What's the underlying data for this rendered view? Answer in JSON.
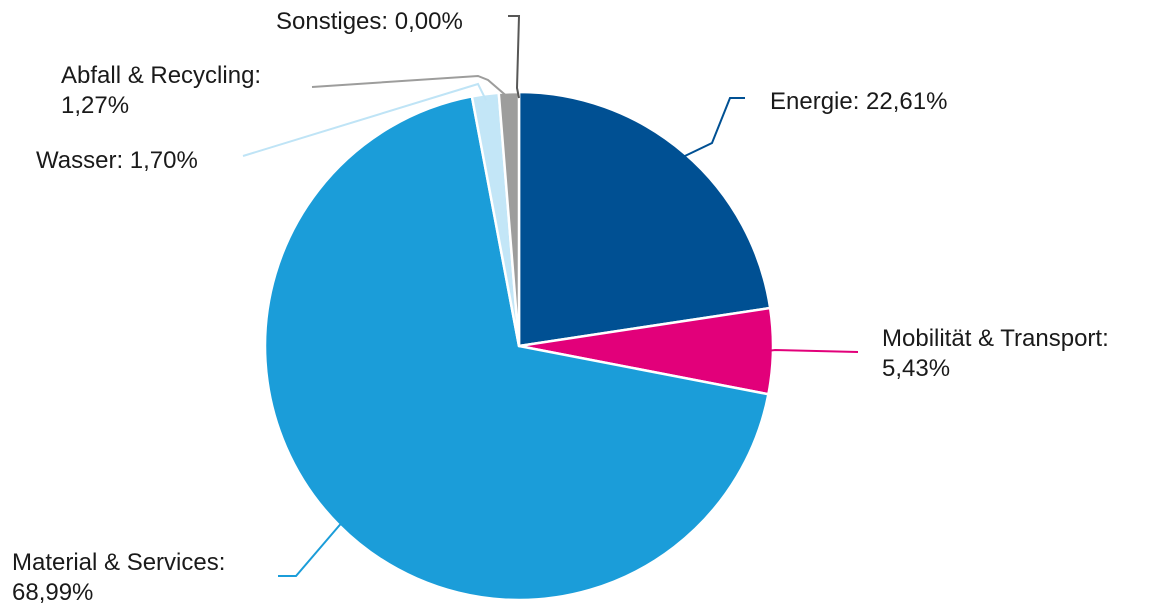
{
  "chart_data": {
    "type": "pie",
    "start_angle_deg": 0,
    "direction": "clockwise",
    "legend": "none",
    "slices": [
      {
        "label": "Energie",
        "value": 22.61,
        "value_text": "22,61%",
        "color": "#005093"
      },
      {
        "label": "Mobilität & Transport",
        "value": 5.43,
        "value_text": "5,43%",
        "color": "#E2007A"
      },
      {
        "label": "Material & Services",
        "value": 68.99,
        "value_text": "68,99%",
        "color": "#1B9DD9"
      },
      {
        "label": "Wasser",
        "value": 1.7,
        "value_text": "1,70%",
        "color": "#C3E6F7"
      },
      {
        "label": "Abfall & Recycling",
        "value": 1.27,
        "value_text": "1,27%",
        "color": "#9D9D9C"
      },
      {
        "label": "Sonstiges",
        "value": 0.0,
        "value_text": "0,00%",
        "color": "#575756"
      }
    ]
  }
}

What this task involves -> Print each record exactly as it stands, leaving the images out.

Completed task ->
What's the underlying data for this rendered view? Answer in JSON.
{
  "chart_data": {
    "type": "pie",
    "start_angle_deg": 0,
    "direction": "clockwise",
    "legend": "none",
    "slices": [
      {
        "label": "Energie",
        "value": 22.61,
        "value_text": "22,61%",
        "color": "#005093"
      },
      {
        "label": "Mobilität & Transport",
        "value": 5.43,
        "value_text": "5,43%",
        "color": "#E2007A"
      },
      {
        "label": "Material & Services",
        "value": 68.99,
        "value_text": "68,99%",
        "color": "#1B9DD9"
      },
      {
        "label": "Wasser",
        "value": 1.7,
        "value_text": "1,70%",
        "color": "#C3E6F7"
      },
      {
        "label": "Abfall & Recycling",
        "value": 1.27,
        "value_text": "1,27%",
        "color": "#9D9D9C"
      },
      {
        "label": "Sonstiges",
        "value": 0.0,
        "value_text": "0,00%",
        "color": "#575756"
      }
    ]
  }
}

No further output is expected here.